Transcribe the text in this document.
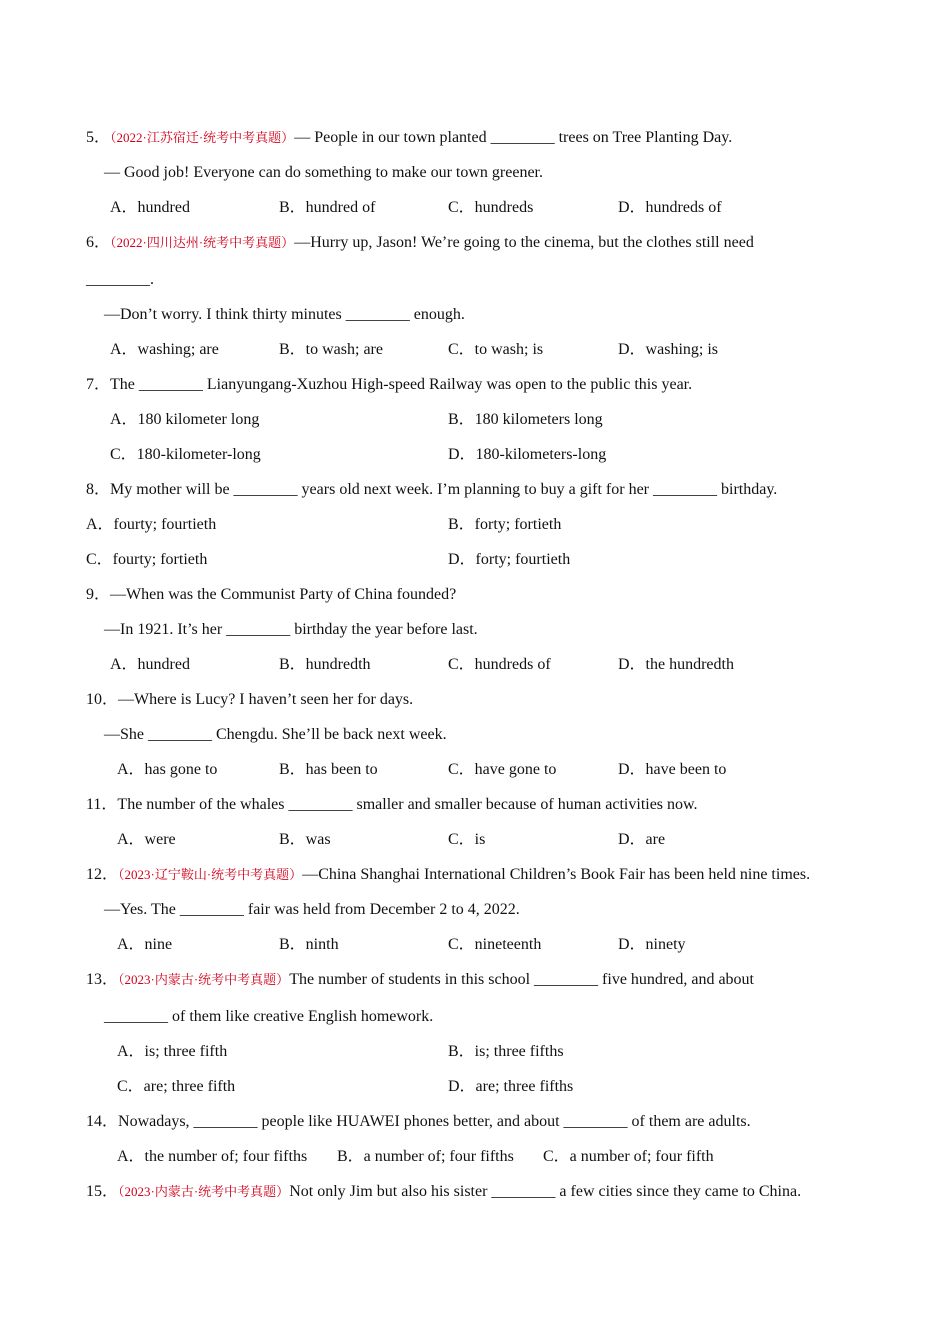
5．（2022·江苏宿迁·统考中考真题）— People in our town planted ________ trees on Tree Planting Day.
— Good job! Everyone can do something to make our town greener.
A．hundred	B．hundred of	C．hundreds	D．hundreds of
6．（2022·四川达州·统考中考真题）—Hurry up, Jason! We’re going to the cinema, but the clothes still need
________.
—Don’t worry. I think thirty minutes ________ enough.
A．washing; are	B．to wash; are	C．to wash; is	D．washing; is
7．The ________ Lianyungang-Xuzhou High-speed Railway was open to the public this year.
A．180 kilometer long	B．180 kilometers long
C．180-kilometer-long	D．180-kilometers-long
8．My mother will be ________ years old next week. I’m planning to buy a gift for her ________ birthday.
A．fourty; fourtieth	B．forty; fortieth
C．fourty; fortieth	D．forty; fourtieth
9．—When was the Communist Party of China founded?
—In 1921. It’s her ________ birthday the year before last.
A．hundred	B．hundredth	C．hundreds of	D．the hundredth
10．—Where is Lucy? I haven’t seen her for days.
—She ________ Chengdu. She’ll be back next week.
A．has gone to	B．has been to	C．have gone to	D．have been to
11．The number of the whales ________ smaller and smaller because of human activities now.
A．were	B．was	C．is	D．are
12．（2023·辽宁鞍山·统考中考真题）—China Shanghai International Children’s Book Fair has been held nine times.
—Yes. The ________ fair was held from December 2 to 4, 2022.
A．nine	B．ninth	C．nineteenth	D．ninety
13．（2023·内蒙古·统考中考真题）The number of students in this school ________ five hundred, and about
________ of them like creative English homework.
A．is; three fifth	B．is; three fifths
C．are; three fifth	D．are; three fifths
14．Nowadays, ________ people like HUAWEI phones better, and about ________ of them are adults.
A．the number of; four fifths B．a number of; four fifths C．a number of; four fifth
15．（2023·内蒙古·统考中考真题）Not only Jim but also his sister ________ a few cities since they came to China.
====================
Go through the data and gather every line that holds "统考中考真题".

5．（2022·江苏宿迁·统考中考真题）— People in our town planted ________ trees on Tree Planting Day.
6．（2022·四川达州·统考中考真题）—Hurry up, Jason! We’re going to the cinema, but the clothes still need
12．（2023·辽宁鞍山·统考中考真题）—China Shanghai International Children’s Book Fair has been held nine times.
13．（2023·内蒙古·统考中考真题）The number of students in this school ________ five hundred, and about
15．（2023·内蒙古·统考中考真题）Not only Jim but also his sister ________ a few cities since they came to China.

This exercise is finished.